SOURCE MATERIAL START

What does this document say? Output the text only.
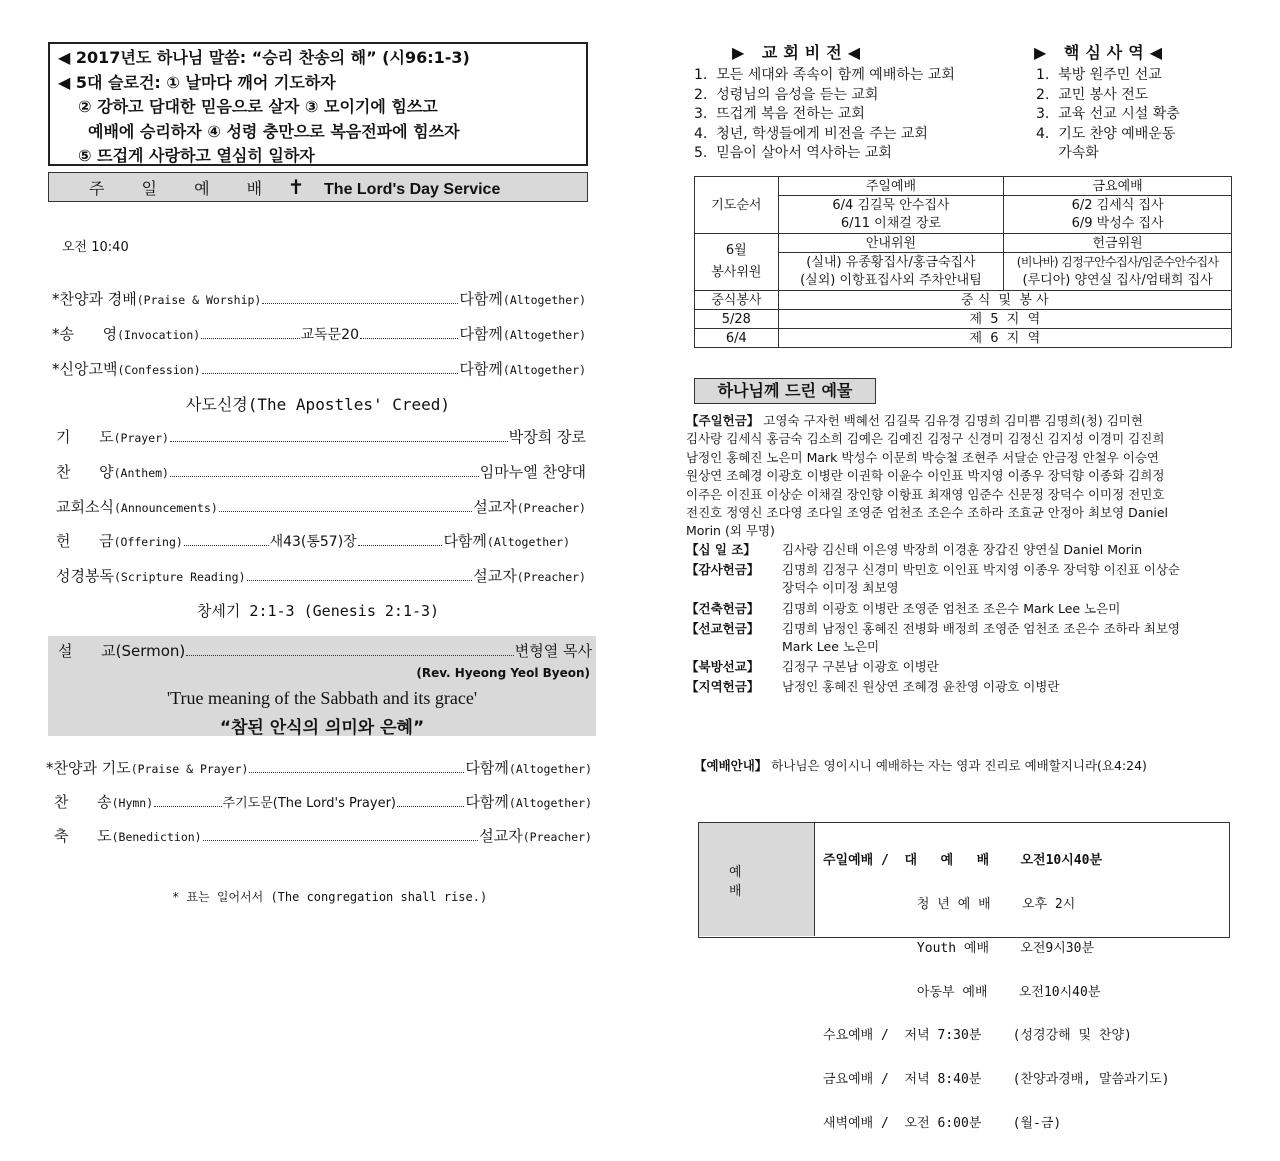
◀ 2017년도 하나님 말씀: “승리 찬송의 해” (시96:1-3)
◀ 5대 슬로건: ① 날마다 깨어 기도하자
② 강하고 담대한 믿음으로 살자 ③ 모이기에 힘쓰고
예배에 승리하자 ④ 성령 충만으로 복음전파에 힘쓰자
⑤ 뜨겁게 사랑하고 열심히 일하자
주 일 예 배 ✝ The Lord's Day Service
오전 10:40
*찬양과 경배 (Praise & Worship)	다함께(Altogether)
*송      영 (Invocation)	교독문20	다함께(Altogether)
*신앙고백 (Confession)	다함께(Altogether)
사도신경(The Apostles' Creed)
기      도 (Prayer)	박장희 장로
찬      양 (Anthem)	임마누엘 찬양대
교회소식 (Announcements)	설교자(Preacher)
헌      금 (Offering)	새43(통57)장	다함께(Altogether)
성경봉독 (Scripture Reading)	설교자(Preacher)
창세기 2:1-3 (Genesis 2:1-3)
설      교 (Sermon)	변형열 목사
(Rev. Hyeong Yeol Byeon)
'True meaning of the Sabbath and its grace'
“참된 안식의 의미와 은혜”
*찬양과 기도 (Praise & Prayer)	다함께(Altogether)
찬      송 (Hymn)	주기도문(The Lord's Prayer)	다함께(Altogether)
축      도 (Benediction)	설교자(Preacher)
* 표는 일어서서 (The congregation shall rise.)
▶ 교회비전◀
1.  모든 세대와 족속이 함께 예배하는 교회
2.  성령님의 음성을 듣는 교회
3.  뜨겁게 복음 전하는 교회
4.  청년, 학생들에게 비전을 주는 교회
5.  믿음이 살아서 역사하는 교회
▶ 핵심사역◀
1.  북방 원주민 선교
2.  교민 봉사 전도
3.  교육 선교 시설 확충
4.  기도 찬양 예배운동
가속화
기도순서	주일예배	금요예배
	6/4 김길묵 안수집사	6/2 김세식 집사
	6/11 이채걸 장로	6/9 박성수 집사

6월
봉사위원	안내위원	헌금위원
	(실내) 유종황집사/홍금숙집사	(비나바) 김정구안수집사/임준수안수집사
	(실외) 이항표집사외 주차안내팀	(루디아) 양연실 집사/엄태희 집사
중식봉사	중 식  및  봉 사	
5/28	제  5  지  역	
6/4	제  6  지  역	
하나님께 드린 예물
【주일헌금】 고영숙 구자헌 백혜선 김길묵 김유경 김명희 김미쁨 김명희(청) 김미현
김사랑 김세식 홍금숙 김소희 김예은 김예진 김정구 신경미 김정신 김지성 이경미 김진희
남정인 홍혜진 노은미 Mark 박성수 이문희 박승철 조현주 서달순 안금정 안철우 이승연
원상연 조혜경 이광호 이병란 이권학 이윤수 이인표 박지영 이종우 장덕향 이종화 김희정
이주은 이진표 이상순 이채걸 장인향 이항표 최재영 임준수 신문정 장덕수 이미정 전민호
전진호 정영신 조다영 조다일 조영준 엄천조 조은수 조하라 조효균 안정아 최보영 Daniel
Morin (외 무명)
【십 일 조】 김사랑 김신태 이은영 박장희 이경훈 장갑진 양연실 Daniel Morin
【감사헌금】 김명희 김정구 신경미 박민호 이인표 박지영 이종우 장덕향 이진표 이상순
장덕수 이미정 최보영
【건축헌금】 김명희 이광호 이병란 조영준 엄천조 조은수 Mark Lee 노은미
【선교헌금】 김명희 남정인 홍혜진 전병화 배정희 조영준 엄천조 조은수 조하라 최보영
Mark Lee 노은미
【북방선교】 김정구 구본남 이광호 이병란
【지역헌금】 남정인 홍혜진 원상연 조혜경 윤찬영 이광호 이병란
【예배안내】 하나님은 영이시니 예배하는 자는 영과 진리로 예배할지니라(요4:24)
예 배

주일예배 /  대   예   배    오전10시40분

청 년 예 배    오후 2시

Youth 예배    오전9시30분

아동부 예배    오전10시40분

수요예배 /  저녁 7:30분    (성경강해 및 찬양)

금요예배 /  저녁 8:40분    (찬양과경배, 말씀과기도)

새벽예배 /  오전 6:00분    (월-금)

SOURCE MATERIAL END

## WHAT YOU NEED TO DO
In your copy, include no pictures, but set down every record exactly.

## SOLVED EXERCISE
What does this document say? Output the text only.
◀ 2017년도 하나님 말씀: “승리 찬송의 해” (시96:1-3)
◀ 5대 슬로건: ① 날마다 깨어 기도하자
② 강하고 담대한 믿음으로 살자 ③ 모이기에 힘쓰고
예배에 승리하자 ④ 성령 충만으로 복음전파에 힘쓰자
⑤ 뜨겁게 사랑하고 열심히 일하자
주 일 예 배 ✝ The Lord's Day Service
오전 10:40
*찬양과 경배 (Praise & Worship)	다함께(Altogether)
*송      영 (Invocation)	교독문20	다함께(Altogether)
*신앙고백 (Confession)	다함께(Altogether)
사도신경(The Apostles' Creed)
기      도 (Prayer)	박장희 장로
찬      양 (Anthem)	임마누엘 찬양대
교회소식 (Announcements)	설교자(Preacher)
헌      금 (Offering)	새43(통57)장	다함께(Altogether)
성경봉독 (Scripture Reading)	설교자(Preacher)
창세기 2:1-3 (Genesis 2:1-3)
설      교 (Sermon)	변형열 목사
(Rev. Hyeong Yeol Byeon)
'True meaning of the Sabbath and its grace'
“참된 안식의 의미와 은혜”
*찬양과 기도 (Praise & Prayer)	다함께(Altogether)
찬      송 (Hymn)	주기도문(The Lord's Prayer)	다함께(Altogether)
축      도 (Benediction)	설교자(Preacher)
* 표는 일어서서 (The congregation shall rise.)
▶ 교회비전◀
1.  모든 세대와 족속이 함께 예배하는 교회
2.  성령님의 음성을 듣는 교회
3.  뜨겁게 복음 전하는 교회
4.  청년, 학생들에게 비전을 주는 교회
5.  믿음이 살아서 역사하는 교회
▶ 핵심사역◀
1.  북방 원주민 선교
2.  교민 봉사 전도
3.  교육 선교 시설 확충
4.  기도 찬양 예배운동
가속화
기도순서	주일예배	금요예배
	6/4 김길묵 안수집사	6/2 김세식 집사
	6/11 이채걸 장로	6/9 박성수 집사

6월
봉사위원	안내위원	헌금위원
	(실내) 유종황집사/홍금숙집사	(비나바) 김정구안수집사/임준수안수집사
	(실외) 이항표집사외 주차안내팀	(루디아) 양연실 집사/엄태희 집사
중식봉사	중 식  및  봉 사	
5/28	제  5  지  역	
6/4	제  6  지  역	
하나님께 드린 예물
【주일헌금】 고영숙 구자헌 백혜선 김길묵 김유경 김명희 김미쁨 김명희(청) 김미현
김사랑 김세식 홍금숙 김소희 김예은 김예진 김정구 신경미 김정신 김지성 이경미 김진희
남정인 홍혜진 노은미 Mark 박성수 이문희 박승철 조현주 서달순 안금정 안철우 이승연
원상연 조혜경 이광호 이병란 이권학 이윤수 이인표 박지영 이종우 장덕향 이종화 김희정
이주은 이진표 이상순 이채걸 장인향 이항표 최재영 임준수 신문정 장덕수 이미정 전민호
전진호 정영신 조다영 조다일 조영준 엄천조 조은수 조하라 조효균 안정아 최보영 Daniel
Morin (외 무명)
【십 일 조】 김사랑 김신태 이은영 박장희 이경훈 장갑진 양연실 Daniel Morin
【감사헌금】 김명희 김정구 신경미 박민호 이인표 박지영 이종우 장덕향 이진표 이상순
장덕수 이미정 최보영
【건축헌금】 김명희 이광호 이병란 조영준 엄천조 조은수 Mark Lee 노은미
【선교헌금】 김명희 남정인 홍혜진 전병화 배정희 조영준 엄천조 조은수 조하라 최보영
Mark Lee 노은미
【북방선교】 김정구 구본남 이광호 이병란
【지역헌금】 남정인 홍혜진 원상연 조혜경 윤찬영 이광호 이병란
【예배안내】 하나님은 영이시니 예배하는 자는 영과 진리로 예배할지니라(요4:24)
예 배

주일예배 /  대   예   배    오전10시40분

청 년 예 배    오후 2시

Youth 예배    오전9시30분

아동부 예배    오전10시40분

수요예배 /  저녁 7:30분    (성경강해 및 찬양)

금요예배 /  저녁 8:40분    (찬양과경배, 말씀과기도)

새벽예배 /  오전 6:00분    (월-금)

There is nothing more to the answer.